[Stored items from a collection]
========

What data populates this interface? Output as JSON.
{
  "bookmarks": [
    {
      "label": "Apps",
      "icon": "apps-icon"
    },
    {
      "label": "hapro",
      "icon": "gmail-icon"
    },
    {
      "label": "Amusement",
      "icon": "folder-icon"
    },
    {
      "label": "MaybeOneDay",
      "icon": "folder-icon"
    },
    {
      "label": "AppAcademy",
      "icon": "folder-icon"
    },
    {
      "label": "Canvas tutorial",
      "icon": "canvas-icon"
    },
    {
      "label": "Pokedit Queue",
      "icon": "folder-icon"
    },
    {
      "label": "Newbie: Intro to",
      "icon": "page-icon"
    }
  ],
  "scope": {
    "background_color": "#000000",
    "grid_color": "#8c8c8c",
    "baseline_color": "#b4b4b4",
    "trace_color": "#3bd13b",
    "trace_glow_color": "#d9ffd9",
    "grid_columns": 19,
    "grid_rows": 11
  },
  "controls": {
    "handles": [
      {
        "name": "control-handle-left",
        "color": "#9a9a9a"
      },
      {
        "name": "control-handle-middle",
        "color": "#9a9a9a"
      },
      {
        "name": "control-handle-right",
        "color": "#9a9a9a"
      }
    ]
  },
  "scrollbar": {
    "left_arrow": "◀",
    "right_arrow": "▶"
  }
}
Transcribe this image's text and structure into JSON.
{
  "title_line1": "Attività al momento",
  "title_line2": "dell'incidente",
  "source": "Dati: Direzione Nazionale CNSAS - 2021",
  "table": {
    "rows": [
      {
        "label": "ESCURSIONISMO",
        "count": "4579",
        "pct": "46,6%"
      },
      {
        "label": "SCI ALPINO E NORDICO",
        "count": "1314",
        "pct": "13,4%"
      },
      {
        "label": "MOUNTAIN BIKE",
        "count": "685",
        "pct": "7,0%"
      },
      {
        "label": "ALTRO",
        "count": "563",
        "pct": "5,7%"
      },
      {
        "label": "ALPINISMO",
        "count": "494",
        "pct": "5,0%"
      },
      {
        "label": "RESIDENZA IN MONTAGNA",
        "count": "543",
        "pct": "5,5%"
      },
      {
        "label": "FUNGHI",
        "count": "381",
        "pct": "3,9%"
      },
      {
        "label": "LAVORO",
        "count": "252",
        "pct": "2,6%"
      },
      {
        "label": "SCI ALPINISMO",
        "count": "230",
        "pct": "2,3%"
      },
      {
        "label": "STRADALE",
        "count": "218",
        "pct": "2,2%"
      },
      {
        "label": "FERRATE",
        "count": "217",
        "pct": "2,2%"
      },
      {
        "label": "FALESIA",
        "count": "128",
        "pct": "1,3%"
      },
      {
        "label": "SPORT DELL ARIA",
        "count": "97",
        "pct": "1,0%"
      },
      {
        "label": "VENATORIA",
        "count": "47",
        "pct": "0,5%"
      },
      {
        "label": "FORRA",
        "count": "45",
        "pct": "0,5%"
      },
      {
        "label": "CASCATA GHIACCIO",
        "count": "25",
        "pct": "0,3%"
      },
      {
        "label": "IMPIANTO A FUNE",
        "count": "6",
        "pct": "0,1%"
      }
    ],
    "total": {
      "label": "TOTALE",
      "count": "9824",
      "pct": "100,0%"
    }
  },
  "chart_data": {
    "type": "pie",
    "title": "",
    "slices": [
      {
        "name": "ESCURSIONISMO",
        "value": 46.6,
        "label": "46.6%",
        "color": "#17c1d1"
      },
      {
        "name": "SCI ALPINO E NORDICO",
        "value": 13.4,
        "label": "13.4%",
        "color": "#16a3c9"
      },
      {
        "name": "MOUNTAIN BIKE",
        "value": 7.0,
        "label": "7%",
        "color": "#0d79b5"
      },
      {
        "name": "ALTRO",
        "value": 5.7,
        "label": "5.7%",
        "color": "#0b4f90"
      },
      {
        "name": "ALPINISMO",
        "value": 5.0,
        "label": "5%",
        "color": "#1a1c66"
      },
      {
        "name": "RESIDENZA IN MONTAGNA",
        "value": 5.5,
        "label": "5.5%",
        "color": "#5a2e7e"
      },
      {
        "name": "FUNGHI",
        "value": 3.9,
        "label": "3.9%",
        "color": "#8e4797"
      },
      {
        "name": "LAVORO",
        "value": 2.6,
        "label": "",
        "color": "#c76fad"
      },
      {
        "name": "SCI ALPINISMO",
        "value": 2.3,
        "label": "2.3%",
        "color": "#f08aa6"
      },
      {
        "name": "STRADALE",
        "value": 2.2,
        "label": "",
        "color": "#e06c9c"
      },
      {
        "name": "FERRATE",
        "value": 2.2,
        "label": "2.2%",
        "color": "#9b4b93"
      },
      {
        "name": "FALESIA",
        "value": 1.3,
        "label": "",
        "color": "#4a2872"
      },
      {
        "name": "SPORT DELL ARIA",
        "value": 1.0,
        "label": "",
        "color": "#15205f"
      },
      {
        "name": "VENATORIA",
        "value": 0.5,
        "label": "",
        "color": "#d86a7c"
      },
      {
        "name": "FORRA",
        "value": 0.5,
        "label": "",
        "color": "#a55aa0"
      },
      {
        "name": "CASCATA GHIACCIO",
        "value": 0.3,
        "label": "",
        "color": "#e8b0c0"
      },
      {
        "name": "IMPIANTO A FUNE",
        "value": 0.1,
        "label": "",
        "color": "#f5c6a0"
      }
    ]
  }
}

========

* **EXERCISE TASK**
Exactly reproduce every line of the records.

* **SOLUTION TO THIS PROBLEM**
What data populates this interface? Output as JSON.
{
  "bookmarks": [
    {
      "label": "Apps",
      "icon": "apps-icon"
    },
    {
      "label": "hapro",
      "icon": "gmail-icon"
    },
    {
      "label": "Amusement",
      "icon": "folder-icon"
    },
    {
      "label": "MaybeOneDay",
      "icon": "folder-icon"
    },
    {
      "label": "AppAcademy",
      "icon": "folder-icon"
    },
    {
      "label": "Canvas tutorial",
      "icon": "canvas-icon"
    },
    {
      "label": "Pokedit Queue",
      "icon": "folder-icon"
    },
    {
      "label": "Newbie: Intro to",
      "icon": "page-icon"
    }
  ],
  "scope": {
    "background_color": "#000000",
    "grid_color": "#8c8c8c",
    "baseline_color": "#b4b4b4",
    "trace_color": "#3bd13b",
    "trace_glow_color": "#d9ffd9",
    "grid_columns": 19,
    "grid_rows": 11
  },
  "controls": {
    "handles": [
      {
        "name": "control-handle-left",
        "color": "#9a9a9a"
      },
      {
        "name": "control-handle-middle",
        "color": "#9a9a9a"
      },
      {
        "name": "control-handle-right",
        "color": "#9a9a9a"
      }
    ]
  },
  "scrollbar": {
    "left_arrow": "◀",
    "right_arrow": "▶"
  }
}
Transcribe this image's text and structure into JSON.
{
  "title_line1": "Attività al momento",
  "title_line2": "dell'incidente",
  "source": "Dati: Direzione Nazionale CNSAS - 2021",
  "table": {
    "rows": [
      {
        "label": "ESCURSIONISMO",
        "count": "4579",
        "pct": "46,6%"
      },
      {
        "label": "SCI ALPINO E NORDICO",
        "count": "1314",
        "pct": "13,4%"
      },
      {
        "label": "MOUNTAIN BIKE",
        "count": "685",
        "pct": "7,0%"
      },
      {
        "label": "ALTRO",
        "count": "563",
        "pct": "5,7%"
      },
      {
        "label": "ALPINISMO",
        "count": "494",
        "pct": "5,0%"
      },
      {
        "label": "RESIDENZA IN MONTAGNA",
        "count": "543",
        "pct": "5,5%"
      },
      {
        "label": "FUNGHI",
        "count": "381",
        "pct": "3,9%"
      },
      {
        "label": "LAVORO",
        "count": "252",
        "pct": "2,6%"
      },
      {
        "label": "SCI ALPINISMO",
        "count": "230",
        "pct": "2,3%"
      },
      {
        "label": "STRADALE",
        "count": "218",
        "pct": "2,2%"
      },
      {
        "label": "FERRATE",
        "count": "217",
        "pct": "2,2%"
      },
      {
        "label": "FALESIA",
        "count": "128",
        "pct": "1,3%"
      },
      {
        "label": "SPORT DELL ARIA",
        "count": "97",
        "pct": "1,0%"
      },
      {
        "label": "VENATORIA",
        "count": "47",
        "pct": "0,5%"
      },
      {
        "label": "FORRA",
        "count": "45",
        "pct": "0,5%"
      },
      {
        "label": "CASCATA GHIACCIO",
        "count": "25",
        "pct": "0,3%"
      },
      {
        "label": "IMPIANTO A FUNE",
        "count": "6",
        "pct": "0,1%"
      }
    ],
    "total": {
      "label": "TOTALE",
      "count": "9824",
      "pct": "100,0%"
    }
  },
  "chart_data": {
    "type": "pie",
    "title": "",
    "slices": [
      {
        "name": "ESCURSIONISMO",
        "value": 46.6,
        "label": "46.6%",
        "color": "#17c1d1"
      },
      {
        "name": "SCI ALPINO E NORDICO",
        "value": 13.4,
        "label": "13.4%",
        "color": "#16a3c9"
      },
      {
        "name": "MOUNTAIN BIKE",
        "value": 7.0,
        "label": "7%",
        "color": "#0d79b5"
      },
      {
        "name": "ALTRO",
        "value": 5.7,
        "label": "5.7%",
        "color": "#0b4f90"
      },
      {
        "name": "ALPINISMO",
        "value": 5.0,
        "label": "5%",
        "color": "#1a1c66"
      },
      {
        "name": "RESIDENZA IN MONTAGNA",
        "value": 5.5,
        "label": "5.5%",
        "color": "#5a2e7e"
      },
      {
        "name": "FUNGHI",
        "value": 3.9,
        "label": "3.9%",
        "color": "#8e4797"
      },
      {
        "name": "LAVORO",
        "value": 2.6,
        "label": "",
        "color": "#c76fad"
      },
      {
        "name": "SCI ALPINISMO",
        "value": 2.3,
        "label": "2.3%",
        "color": "#f08aa6"
      },
      {
        "name": "STRADALE",
        "value": 2.2,
        "label": "",
        "color": "#e06c9c"
      },
      {
        "name": "FERRATE",
        "value": 2.2,
        "label": "2.2%",
        "color": "#9b4b93"
      },
      {
        "name": "FALESIA",
        "value": 1.3,
        "label": "",
        "color": "#4a2872"
      },
      {
        "name": "SPORT DELL ARIA",
        "value": 1.0,
        "label": "",
        "color": "#15205f"
      },
      {
        "name": "VENATORIA",
        "value": 0.5,
        "label": "",
        "color": "#d86a7c"
      },
      {
        "name": "FORRA",
        "value": 0.5,
        "label": "",
        "color": "#a55aa0"
      },
      {
        "name": "CASCATA GHIACCIO",
        "value": 0.3,
        "label": "",
        "color": "#e8b0c0"
      },
      {
        "name": "IMPIANTO A FUNE",
        "value": 0.1,
        "label": "",
        "color": "#f5c6a0"
      }
    ]
  }
}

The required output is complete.